(STATED PROBLEM)
Make an exact copy of all the entries below, with the pictures left out.

++++++++

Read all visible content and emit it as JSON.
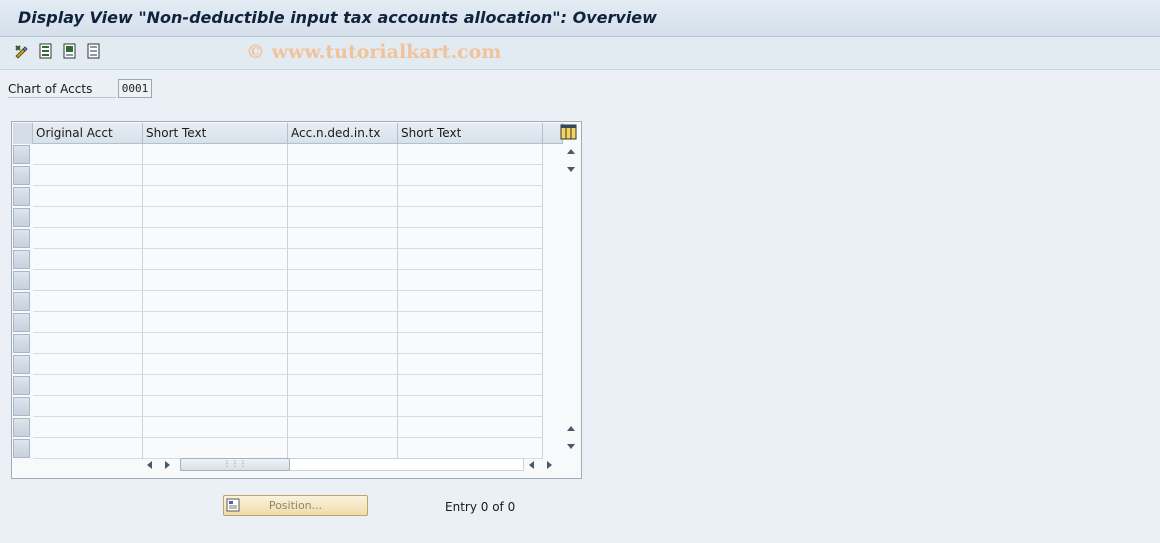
{
  "window": {
    "title": "Display View \"Non-deductible input tax accounts allocation\": Overview"
  },
  "toolbar": {
    "icons": [
      "change-display-icon",
      "select-all-icon",
      "select-block-icon",
      "deselect-all-icon"
    ]
  },
  "watermark": "© www.tutorialkart.com",
  "field": {
    "label": "Chart of Accts",
    "value": "0001"
  },
  "table": {
    "columns": [
      "Original Acct",
      "Short Text",
      "Acc.n.ded.in.tx",
      "Short Text"
    ],
    "row_count": 15,
    "rows": []
  },
  "footer": {
    "position_button": "Position...",
    "entry_text": "Entry 0 of 0"
  },
  "colors": {
    "background": "#eaf0f6",
    "title_text": "#10223d",
    "button_bg": "#efdcaa",
    "watermark": "#f1c39a"
  }
}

++++++++

(ANSWER IN FULL)
Read all visible content and emit it as JSON.
{
  "window": {
    "title": "Display View \"Non-deductible input tax accounts allocation\": Overview"
  },
  "toolbar": {
    "icons": [
      "change-display-icon",
      "select-all-icon",
      "select-block-icon",
      "deselect-all-icon"
    ]
  },
  "watermark": "© www.tutorialkart.com",
  "field": {
    "label": "Chart of Accts",
    "value": "0001"
  },
  "table": {
    "columns": [
      "Original Acct",
      "Short Text",
      "Acc.n.ded.in.tx",
      "Short Text"
    ],
    "row_count": 15,
    "rows": []
  },
  "footer": {
    "position_button": "Position...",
    "entry_text": "Entry 0 of 0"
  },
  "colors": {
    "background": "#eaf0f6",
    "title_text": "#10223d",
    "button_bg": "#efdcaa",
    "watermark": "#f1c39a"
  }
}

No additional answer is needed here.